## EXERCISE DESCRIPTION:
Report every line from the material that contains the word "msLN".
Start of SUPPLIED RECORDS
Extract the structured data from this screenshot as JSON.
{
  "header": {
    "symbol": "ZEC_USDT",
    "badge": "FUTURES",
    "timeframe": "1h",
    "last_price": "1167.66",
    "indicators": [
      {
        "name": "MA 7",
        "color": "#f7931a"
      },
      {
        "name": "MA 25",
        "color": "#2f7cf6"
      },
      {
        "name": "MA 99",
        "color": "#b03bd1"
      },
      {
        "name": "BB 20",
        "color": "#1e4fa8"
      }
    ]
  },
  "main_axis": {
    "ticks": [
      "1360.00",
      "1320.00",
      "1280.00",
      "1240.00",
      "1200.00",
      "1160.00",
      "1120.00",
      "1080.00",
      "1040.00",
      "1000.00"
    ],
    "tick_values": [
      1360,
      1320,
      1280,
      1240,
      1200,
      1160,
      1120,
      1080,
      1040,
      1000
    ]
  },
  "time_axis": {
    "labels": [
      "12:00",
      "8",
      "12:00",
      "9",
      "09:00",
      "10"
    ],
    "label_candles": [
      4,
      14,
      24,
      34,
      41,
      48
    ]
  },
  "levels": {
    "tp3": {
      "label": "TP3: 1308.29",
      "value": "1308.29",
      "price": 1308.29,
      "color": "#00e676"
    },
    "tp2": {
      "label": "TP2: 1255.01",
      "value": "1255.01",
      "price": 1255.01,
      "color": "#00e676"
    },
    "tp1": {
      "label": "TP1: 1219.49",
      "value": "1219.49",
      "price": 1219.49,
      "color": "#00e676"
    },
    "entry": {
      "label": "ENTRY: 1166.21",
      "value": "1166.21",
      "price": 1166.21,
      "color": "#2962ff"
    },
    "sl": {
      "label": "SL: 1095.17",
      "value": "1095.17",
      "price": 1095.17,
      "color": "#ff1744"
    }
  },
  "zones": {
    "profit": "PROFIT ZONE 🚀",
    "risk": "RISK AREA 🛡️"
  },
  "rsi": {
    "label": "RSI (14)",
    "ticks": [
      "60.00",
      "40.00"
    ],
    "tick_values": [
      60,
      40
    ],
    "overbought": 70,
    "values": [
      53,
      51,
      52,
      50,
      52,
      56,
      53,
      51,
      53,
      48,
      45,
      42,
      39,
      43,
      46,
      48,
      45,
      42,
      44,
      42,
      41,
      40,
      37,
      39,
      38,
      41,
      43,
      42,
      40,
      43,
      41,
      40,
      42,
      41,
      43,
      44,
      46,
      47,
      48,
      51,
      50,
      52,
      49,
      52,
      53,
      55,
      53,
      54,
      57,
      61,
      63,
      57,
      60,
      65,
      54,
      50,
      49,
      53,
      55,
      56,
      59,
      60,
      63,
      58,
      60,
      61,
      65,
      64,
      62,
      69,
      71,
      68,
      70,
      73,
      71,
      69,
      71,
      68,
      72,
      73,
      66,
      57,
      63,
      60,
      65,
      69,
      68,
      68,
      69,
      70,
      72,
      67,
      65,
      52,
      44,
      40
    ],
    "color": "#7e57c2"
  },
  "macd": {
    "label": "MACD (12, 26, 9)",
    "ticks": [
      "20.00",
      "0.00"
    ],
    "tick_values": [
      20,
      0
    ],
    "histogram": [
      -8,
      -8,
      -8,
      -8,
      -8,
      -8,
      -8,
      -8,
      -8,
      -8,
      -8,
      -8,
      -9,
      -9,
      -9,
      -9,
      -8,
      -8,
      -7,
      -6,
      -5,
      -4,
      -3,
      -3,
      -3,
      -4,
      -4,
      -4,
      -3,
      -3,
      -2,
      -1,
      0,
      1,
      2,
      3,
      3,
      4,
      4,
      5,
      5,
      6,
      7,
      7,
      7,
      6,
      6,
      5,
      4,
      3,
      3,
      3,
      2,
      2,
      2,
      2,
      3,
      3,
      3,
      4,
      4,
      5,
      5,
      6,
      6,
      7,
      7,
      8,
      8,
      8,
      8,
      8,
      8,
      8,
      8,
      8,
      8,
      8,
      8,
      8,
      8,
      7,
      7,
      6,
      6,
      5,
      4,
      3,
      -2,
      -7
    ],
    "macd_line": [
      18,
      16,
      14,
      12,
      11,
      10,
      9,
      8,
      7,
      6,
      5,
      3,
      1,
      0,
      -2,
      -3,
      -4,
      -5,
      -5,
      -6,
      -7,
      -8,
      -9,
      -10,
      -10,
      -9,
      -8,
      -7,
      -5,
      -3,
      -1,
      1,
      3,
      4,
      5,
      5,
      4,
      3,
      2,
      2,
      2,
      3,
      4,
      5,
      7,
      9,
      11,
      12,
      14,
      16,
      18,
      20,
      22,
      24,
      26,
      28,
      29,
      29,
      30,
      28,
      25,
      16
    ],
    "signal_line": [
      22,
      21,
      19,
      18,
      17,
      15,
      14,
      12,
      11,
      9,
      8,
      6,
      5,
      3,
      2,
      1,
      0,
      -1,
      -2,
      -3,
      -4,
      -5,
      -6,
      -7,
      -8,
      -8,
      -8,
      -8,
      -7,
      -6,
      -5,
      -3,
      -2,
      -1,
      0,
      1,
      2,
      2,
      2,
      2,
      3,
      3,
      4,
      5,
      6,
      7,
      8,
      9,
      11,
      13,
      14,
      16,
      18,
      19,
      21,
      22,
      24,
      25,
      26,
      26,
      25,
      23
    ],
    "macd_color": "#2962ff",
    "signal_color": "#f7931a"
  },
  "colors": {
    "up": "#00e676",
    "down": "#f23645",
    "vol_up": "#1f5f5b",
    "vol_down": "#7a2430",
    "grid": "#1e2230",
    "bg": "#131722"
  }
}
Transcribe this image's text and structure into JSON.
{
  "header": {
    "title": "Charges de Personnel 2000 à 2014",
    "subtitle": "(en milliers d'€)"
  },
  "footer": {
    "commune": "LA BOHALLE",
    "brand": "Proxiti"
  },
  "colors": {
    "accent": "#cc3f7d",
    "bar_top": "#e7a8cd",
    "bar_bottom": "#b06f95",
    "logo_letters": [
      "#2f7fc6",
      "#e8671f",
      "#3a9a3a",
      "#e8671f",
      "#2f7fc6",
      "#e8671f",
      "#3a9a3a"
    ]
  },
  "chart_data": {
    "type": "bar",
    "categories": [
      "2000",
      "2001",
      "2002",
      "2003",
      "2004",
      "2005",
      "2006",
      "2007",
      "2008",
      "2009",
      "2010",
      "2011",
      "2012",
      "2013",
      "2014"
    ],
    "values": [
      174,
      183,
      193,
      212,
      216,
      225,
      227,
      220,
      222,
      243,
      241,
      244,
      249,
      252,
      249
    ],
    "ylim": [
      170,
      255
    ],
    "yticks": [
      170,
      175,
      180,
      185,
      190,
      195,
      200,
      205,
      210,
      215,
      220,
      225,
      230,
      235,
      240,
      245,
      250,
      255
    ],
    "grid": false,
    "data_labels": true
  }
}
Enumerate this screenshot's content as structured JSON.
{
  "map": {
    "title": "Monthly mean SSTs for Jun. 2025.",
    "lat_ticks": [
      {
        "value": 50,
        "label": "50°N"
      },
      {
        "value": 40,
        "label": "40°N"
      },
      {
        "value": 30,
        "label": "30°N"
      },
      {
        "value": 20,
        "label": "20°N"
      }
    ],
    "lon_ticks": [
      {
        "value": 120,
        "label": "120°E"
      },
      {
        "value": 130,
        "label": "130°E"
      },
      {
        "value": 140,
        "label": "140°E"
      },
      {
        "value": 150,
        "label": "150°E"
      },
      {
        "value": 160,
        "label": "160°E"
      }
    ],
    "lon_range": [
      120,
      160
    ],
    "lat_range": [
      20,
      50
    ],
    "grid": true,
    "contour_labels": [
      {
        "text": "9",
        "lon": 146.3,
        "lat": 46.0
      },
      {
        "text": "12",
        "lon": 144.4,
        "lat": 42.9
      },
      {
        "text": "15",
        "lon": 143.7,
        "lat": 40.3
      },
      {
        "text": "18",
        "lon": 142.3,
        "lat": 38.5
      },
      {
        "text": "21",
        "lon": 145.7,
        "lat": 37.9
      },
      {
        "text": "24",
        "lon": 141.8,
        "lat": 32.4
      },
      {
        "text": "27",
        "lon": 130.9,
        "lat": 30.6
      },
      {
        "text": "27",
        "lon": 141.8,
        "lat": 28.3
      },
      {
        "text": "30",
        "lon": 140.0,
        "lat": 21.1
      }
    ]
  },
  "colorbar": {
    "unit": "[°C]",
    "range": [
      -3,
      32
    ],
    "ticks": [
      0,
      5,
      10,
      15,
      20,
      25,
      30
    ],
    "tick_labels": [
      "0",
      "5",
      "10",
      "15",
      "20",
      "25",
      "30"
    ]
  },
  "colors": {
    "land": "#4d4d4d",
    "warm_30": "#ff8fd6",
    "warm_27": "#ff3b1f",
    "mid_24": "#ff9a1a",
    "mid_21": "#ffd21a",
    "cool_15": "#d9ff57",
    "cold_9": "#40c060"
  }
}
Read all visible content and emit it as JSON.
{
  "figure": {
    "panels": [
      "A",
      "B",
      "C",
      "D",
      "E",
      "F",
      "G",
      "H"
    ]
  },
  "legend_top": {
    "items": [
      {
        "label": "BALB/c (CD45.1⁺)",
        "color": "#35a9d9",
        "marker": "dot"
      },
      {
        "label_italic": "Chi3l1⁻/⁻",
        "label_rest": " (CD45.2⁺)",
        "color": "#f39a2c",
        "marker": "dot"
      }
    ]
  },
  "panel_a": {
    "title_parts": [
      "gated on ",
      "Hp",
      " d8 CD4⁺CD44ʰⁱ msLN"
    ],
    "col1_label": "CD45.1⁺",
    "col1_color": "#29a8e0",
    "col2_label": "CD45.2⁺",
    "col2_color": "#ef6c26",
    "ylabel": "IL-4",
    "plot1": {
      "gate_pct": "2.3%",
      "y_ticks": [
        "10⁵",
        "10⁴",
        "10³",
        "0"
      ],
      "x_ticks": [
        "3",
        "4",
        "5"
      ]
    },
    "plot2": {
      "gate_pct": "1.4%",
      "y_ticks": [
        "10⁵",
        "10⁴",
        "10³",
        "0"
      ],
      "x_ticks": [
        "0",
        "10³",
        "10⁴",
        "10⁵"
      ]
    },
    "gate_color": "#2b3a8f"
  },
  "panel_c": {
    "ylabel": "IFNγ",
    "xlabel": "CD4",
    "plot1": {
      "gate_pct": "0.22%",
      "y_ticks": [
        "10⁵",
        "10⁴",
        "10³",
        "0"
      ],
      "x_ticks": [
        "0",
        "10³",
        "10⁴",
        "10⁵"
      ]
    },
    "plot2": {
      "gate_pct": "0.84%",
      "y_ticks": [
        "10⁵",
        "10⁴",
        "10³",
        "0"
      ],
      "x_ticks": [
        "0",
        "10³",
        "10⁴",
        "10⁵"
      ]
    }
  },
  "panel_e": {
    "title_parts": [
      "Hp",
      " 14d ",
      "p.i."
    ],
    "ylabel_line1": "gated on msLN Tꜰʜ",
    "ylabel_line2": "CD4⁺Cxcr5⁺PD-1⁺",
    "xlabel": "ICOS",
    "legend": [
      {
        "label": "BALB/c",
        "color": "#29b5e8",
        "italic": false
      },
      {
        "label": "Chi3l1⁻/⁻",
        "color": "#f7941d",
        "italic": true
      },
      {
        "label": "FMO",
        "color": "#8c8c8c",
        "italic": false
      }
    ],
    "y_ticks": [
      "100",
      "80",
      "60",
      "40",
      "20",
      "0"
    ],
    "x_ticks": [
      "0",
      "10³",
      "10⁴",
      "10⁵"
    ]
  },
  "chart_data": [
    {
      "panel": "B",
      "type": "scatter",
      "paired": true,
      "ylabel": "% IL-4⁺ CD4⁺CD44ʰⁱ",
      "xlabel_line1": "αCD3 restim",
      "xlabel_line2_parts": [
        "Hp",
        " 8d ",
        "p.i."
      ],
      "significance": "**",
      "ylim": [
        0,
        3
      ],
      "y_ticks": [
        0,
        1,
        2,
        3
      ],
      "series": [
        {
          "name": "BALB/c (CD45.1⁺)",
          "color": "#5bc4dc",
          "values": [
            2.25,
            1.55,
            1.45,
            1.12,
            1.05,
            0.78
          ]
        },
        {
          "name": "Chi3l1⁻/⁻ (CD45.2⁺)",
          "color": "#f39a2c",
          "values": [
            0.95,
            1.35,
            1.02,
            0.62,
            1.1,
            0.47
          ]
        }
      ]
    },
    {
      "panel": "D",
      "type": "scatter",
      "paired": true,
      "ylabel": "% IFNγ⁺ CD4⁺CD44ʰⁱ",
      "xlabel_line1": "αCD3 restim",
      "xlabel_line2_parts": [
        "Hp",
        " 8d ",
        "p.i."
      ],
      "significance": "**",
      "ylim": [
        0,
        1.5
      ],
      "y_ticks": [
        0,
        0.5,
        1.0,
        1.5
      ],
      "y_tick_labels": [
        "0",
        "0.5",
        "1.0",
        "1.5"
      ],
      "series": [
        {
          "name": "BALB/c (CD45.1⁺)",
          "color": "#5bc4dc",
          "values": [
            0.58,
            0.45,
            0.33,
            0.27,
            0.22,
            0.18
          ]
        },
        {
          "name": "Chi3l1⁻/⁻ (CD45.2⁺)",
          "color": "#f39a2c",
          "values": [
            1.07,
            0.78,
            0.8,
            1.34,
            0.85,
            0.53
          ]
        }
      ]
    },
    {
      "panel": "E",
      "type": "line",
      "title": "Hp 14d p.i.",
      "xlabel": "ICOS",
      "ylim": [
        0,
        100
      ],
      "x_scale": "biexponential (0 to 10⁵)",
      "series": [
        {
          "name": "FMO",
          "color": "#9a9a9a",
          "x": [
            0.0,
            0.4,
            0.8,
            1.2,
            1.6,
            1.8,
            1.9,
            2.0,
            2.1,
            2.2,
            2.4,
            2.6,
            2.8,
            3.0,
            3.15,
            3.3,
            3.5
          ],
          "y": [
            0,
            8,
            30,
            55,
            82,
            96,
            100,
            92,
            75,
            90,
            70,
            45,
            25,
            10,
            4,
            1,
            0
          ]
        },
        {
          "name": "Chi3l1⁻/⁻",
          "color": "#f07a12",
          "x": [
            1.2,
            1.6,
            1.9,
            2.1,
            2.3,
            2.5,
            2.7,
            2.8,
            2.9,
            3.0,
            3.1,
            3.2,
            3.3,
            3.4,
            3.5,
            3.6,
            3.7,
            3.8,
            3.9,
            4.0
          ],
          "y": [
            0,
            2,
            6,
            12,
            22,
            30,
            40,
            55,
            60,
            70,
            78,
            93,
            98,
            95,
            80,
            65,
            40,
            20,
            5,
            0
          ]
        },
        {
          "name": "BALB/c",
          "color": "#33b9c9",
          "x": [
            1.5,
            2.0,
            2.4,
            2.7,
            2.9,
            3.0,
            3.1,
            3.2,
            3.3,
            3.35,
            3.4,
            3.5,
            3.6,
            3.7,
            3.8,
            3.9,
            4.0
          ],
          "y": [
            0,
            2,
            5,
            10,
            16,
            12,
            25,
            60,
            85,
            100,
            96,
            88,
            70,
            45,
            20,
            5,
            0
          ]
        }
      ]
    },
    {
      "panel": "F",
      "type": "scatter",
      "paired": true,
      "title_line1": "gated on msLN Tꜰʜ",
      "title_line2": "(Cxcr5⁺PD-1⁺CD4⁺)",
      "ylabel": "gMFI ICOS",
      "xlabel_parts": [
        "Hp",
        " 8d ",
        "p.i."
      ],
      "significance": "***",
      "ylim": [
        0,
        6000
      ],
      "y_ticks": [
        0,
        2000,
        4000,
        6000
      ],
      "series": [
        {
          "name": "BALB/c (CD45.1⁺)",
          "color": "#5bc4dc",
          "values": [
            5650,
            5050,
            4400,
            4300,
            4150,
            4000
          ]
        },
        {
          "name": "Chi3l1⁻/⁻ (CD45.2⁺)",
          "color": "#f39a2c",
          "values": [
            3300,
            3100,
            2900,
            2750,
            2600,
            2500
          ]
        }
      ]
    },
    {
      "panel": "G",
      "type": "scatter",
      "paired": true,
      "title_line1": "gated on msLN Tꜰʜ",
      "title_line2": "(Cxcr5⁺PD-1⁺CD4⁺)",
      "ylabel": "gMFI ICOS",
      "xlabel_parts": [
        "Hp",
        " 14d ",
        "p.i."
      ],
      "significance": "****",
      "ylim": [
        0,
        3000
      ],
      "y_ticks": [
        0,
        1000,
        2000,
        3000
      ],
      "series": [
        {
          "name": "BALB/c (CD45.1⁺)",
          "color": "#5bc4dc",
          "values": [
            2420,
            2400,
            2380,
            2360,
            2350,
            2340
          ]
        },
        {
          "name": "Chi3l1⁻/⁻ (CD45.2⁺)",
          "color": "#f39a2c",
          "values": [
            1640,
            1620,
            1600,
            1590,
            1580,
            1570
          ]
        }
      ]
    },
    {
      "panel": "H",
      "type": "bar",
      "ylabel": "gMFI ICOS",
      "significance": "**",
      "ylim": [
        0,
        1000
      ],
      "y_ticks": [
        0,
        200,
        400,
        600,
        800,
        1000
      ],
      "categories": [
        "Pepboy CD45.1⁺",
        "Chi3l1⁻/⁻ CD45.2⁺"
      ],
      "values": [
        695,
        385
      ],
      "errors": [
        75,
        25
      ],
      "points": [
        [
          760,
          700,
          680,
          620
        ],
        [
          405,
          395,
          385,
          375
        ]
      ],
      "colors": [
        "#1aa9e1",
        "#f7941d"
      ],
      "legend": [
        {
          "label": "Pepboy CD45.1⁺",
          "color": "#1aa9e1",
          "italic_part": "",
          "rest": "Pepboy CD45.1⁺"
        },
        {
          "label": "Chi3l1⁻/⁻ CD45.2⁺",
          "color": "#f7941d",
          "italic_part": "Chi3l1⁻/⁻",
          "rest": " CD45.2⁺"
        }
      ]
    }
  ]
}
End of SUPPLIED RECORDS
## REPLY TO THE TASK:
      " d8 CD4⁺CD44ʰⁱ msLN"
    "ylabel_line1": "gated on msLN Tꜰʜ",
      "title_line1": "gated on msLN Tꜰʜ",
      "title_line1": "gated on msLN Tꜰʜ",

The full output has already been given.